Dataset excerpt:
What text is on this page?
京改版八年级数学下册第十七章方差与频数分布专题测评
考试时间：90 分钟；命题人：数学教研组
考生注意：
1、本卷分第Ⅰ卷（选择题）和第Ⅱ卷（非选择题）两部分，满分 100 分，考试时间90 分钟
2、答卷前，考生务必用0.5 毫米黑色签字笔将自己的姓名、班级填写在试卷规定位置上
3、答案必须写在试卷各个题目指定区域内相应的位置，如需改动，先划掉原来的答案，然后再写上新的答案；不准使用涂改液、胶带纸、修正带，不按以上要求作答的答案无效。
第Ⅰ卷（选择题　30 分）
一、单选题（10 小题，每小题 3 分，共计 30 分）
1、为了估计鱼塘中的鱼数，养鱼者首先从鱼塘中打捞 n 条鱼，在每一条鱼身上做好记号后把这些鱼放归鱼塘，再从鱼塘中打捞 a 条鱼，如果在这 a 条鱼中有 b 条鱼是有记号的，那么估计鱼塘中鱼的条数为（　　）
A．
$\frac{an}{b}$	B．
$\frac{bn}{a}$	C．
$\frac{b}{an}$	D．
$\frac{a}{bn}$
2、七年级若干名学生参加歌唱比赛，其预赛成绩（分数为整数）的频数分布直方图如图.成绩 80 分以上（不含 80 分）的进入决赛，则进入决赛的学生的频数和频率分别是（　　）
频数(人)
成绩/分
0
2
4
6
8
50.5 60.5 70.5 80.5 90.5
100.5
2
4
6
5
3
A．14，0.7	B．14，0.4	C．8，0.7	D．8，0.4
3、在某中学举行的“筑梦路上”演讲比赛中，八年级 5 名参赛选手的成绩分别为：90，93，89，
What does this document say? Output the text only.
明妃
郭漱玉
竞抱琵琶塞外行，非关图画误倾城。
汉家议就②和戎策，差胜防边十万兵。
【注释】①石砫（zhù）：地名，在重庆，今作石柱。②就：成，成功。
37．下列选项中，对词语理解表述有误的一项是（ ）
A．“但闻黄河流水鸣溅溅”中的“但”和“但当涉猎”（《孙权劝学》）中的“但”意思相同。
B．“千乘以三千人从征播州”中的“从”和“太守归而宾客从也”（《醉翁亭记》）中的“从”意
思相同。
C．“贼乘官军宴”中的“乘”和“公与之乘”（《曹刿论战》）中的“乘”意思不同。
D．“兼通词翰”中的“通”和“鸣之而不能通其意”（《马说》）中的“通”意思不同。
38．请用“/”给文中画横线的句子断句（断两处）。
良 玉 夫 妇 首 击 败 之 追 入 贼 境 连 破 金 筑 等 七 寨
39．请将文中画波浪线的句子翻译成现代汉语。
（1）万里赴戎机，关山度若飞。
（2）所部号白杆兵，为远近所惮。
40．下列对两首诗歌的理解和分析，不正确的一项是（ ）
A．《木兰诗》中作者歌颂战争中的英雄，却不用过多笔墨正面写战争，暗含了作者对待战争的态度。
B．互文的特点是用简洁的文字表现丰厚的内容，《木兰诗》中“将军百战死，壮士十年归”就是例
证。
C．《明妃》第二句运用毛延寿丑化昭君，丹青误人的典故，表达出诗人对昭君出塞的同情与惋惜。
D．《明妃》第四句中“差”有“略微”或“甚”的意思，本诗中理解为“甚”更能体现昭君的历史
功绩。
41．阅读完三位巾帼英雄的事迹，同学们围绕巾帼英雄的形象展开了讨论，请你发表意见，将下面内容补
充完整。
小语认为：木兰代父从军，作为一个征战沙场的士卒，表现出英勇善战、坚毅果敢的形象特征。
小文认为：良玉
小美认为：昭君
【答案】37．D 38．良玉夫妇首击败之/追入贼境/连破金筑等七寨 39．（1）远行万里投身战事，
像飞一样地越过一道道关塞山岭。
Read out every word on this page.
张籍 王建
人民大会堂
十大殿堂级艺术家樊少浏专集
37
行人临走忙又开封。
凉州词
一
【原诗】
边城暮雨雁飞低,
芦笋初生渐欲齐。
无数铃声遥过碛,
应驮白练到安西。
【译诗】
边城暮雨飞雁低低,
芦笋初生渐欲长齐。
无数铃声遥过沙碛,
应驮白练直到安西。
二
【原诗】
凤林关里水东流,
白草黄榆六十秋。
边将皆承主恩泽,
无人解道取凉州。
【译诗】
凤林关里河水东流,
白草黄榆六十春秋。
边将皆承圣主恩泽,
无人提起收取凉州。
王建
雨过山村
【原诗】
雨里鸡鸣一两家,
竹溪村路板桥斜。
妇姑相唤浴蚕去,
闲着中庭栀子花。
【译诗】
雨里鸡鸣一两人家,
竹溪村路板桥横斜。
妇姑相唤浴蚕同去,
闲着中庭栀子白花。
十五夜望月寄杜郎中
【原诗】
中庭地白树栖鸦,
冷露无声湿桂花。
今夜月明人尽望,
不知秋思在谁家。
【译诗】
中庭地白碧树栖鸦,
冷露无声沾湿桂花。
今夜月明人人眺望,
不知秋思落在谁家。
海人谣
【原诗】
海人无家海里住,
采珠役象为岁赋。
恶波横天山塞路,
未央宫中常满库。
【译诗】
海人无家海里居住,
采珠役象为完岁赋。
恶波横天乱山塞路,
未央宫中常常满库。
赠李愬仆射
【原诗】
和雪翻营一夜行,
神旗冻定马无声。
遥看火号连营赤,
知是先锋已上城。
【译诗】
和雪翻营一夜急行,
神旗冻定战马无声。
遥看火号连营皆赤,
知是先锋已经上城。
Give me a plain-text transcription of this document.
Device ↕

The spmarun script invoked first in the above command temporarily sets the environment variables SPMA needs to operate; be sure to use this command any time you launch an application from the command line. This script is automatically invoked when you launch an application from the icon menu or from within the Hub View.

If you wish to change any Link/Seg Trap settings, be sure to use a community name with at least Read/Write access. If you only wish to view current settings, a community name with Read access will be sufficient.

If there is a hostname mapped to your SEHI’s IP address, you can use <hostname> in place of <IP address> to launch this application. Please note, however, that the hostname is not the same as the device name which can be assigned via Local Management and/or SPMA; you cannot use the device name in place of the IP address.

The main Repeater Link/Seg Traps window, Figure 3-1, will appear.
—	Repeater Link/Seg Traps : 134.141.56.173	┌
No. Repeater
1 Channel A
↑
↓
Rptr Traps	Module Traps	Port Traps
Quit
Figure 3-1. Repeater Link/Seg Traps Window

### Set exercise
Word for word, restate all of the data shown above.

### Task response
What text is on this page?
京改版八年级数学下册第十七章方差与频数分布专题测评
考试时间：90 分钟；命题人：数学教研组
考生注意：
1、本卷分第Ⅰ卷（选择题）和第Ⅱ卷（非选择题）两部分，满分 100 分，考试时间90 分钟
2、答卷前，考生务必用0.5 毫米黑色签字笔将自己的姓名、班级填写在试卷规定位置上
3、答案必须写在试卷各个题目指定区域内相应的位置，如需改动，先划掉原来的答案，然后再写上新的答案；不准使用涂改液、胶带纸、修正带，不按以上要求作答的答案无效。
第Ⅰ卷（选择题　30 分）
一、单选题（10 小题，每小题 3 分，共计 30 分）
1、为了估计鱼塘中的鱼数，养鱼者首先从鱼塘中打捞 n 条鱼，在每一条鱼身上做好记号后把这些鱼放归鱼塘，再从鱼塘中打捞 a 条鱼，如果在这 a 条鱼中有 b 条鱼是有记号的，那么估计鱼塘中鱼的条数为（　　）
A．
$\frac{an}{b}$	B．
$\frac{bn}{a}$	C．
$\frac{b}{an}$	D．
$\frac{a}{bn}$
2、七年级若干名学生参加歌唱比赛，其预赛成绩（分数为整数）的频数分布直方图如图.成绩 80 分以上（不含 80 分）的进入决赛，则进入决赛的学生的频数和频率分别是（　　）
频数(人)
成绩/分
0
2
4
6
8
50.5 60.5 70.5 80.5 90.5
100.5
2
4
6
5
3
A．14，0.7	B．14，0.4	C．8，0.7	D．8，0.4
3、在某中学举行的“筑梦路上”演讲比赛中，八年级 5 名参赛选手的成绩分别为：90，93，89，
What does this document say? Output the text only.
明妃
郭漱玉
竞抱琵琶塞外行，非关图画误倾城。
汉家议就②和戎策，差胜防边十万兵。
【注释】①石砫（zhù）：地名，在重庆，今作石柱。②就：成，成功。
37．下列选项中，对词语理解表述有误的一项是（ ）
A．“但闻黄河流水鸣溅溅”中的“但”和“但当涉猎”（《孙权劝学》）中的“但”意思相同。
B．“千乘以三千人从征播州”中的“从”和“太守归而宾客从也”（《醉翁亭记》）中的“从”意
思相同。
C．“贼乘官军宴”中的“乘”和“公与之乘”（《曹刿论战》）中的“乘”意思不同。
D．“兼通词翰”中的“通”和“鸣之而不能通其意”（《马说》）中的“通”意思不同。
38．请用“/”给文中画横线的句子断句（断两处）。
良 玉 夫 妇 首 击 败 之 追 入 贼 境 连 破 金 筑 等 七 寨
39．请将文中画波浪线的句子翻译成现代汉语。
（1）万里赴戎机，关山度若飞。
（2）所部号白杆兵，为远近所惮。
40．下列对两首诗歌的理解和分析，不正确的一项是（ ）
A．《木兰诗》中作者歌颂战争中的英雄，却不用过多笔墨正面写战争，暗含了作者对待战争的态度。
B．互文的特点是用简洁的文字表现丰厚的内容，《木兰诗》中“将军百战死，壮士十年归”就是例
证。
C．《明妃》第二句运用毛延寿丑化昭君，丹青误人的典故，表达出诗人对昭君出塞的同情与惋惜。
D．《明妃》第四句中“差”有“略微”或“甚”的意思，本诗中理解为“甚”更能体现昭君的历史
功绩。
41．阅读完三位巾帼英雄的事迹，同学们围绕巾帼英雄的形象展开了讨论，请你发表意见，将下面内容补
充完整。
小语认为：木兰代父从军，作为一个征战沙场的士卒，表现出英勇善战、坚毅果敢的形象特征。
小文认为：良玉
小美认为：昭君
【答案】37．D 38．良玉夫妇首击败之/追入贼境/连破金筑等七寨 39．（1）远行万里投身战事，
像飞一样地越过一道道关塞山岭。
Read out every word on this page.
张籍 王建
人民大会堂
十大殿堂级艺术家樊少浏专集
37
行人临走忙又开封。
凉州词
一
【原诗】
边城暮雨雁飞低,
芦笋初生渐欲齐。
无数铃声遥过碛,
应驮白练到安西。
【译诗】
边城暮雨飞雁低低,
芦笋初生渐欲长齐。
无数铃声遥过沙碛,
应驮白练直到安西。
二
【原诗】
凤林关里水东流,
白草黄榆六十秋。
边将皆承主恩泽,
无人解道取凉州。
【译诗】
凤林关里河水东流,
白草黄榆六十春秋。
边将皆承圣主恩泽,
无人提起收取凉州。
王建
雨过山村
【原诗】
雨里鸡鸣一两家,
竹溪村路板桥斜。
妇姑相唤浴蚕去,
闲着中庭栀子花。
【译诗】
雨里鸡鸣一两人家,
竹溪村路板桥横斜。
妇姑相唤浴蚕同去,
闲着中庭栀子白花。
十五夜望月寄杜郎中
【原诗】
中庭地白树栖鸦,
冷露无声湿桂花。
今夜月明人尽望,
不知秋思在谁家。
【译诗】
中庭地白碧树栖鸦,
冷露无声沾湿桂花。
今夜月明人人眺望,
不知秋思落在谁家。
海人谣
【原诗】
海人无家海里住,
采珠役象为岁赋。
恶波横天山塞路,
未央宫中常满库。
【译诗】
海人无家海里居住,
采珠役象为完岁赋。
恶波横天乱山塞路,
未央宫中常常满库。
赠李愬仆射
【原诗】
和雪翻营一夜行,
神旗冻定马无声。
遥看火号连营赤,
知是先锋已上城。
【译诗】
和雪翻营一夜急行,
神旗冻定战马无声。
遥看火号连营皆赤,
知是先锋已经上城。
Give me a plain-text transcription of this document.
Device ↕

The spmarun script invoked first in the above command temporarily sets the environment variables SPMA needs to operate; be sure to use this command any time you launch an application from the command line. This script is automatically invoked when you launch an application from the icon menu or from within the Hub View.

If you wish to change any Link/Seg Trap settings, be sure to use a community name with at least Read/Write access. If you only wish to view current settings, a community name with Read access will be sufficient.

If there is a hostname mapped to your SEHI’s IP address, you can use <hostname> in place of <IP address> to launch this application. Please note, however, that the hostname is not the same as the device name which can be assigned via Local Management and/or SPMA; you cannot use the device name in place of the IP address.

The main Repeater Link/Seg Traps window, Figure 3-1, will appear.
—	Repeater Link/Seg Traps : 134.141.56.173	┌
No. Repeater
1 Channel A
↑
↓
Rptr Traps	Module Traps	Port Traps
Quit
Figure 3-1. Repeater Link/Seg Traps Window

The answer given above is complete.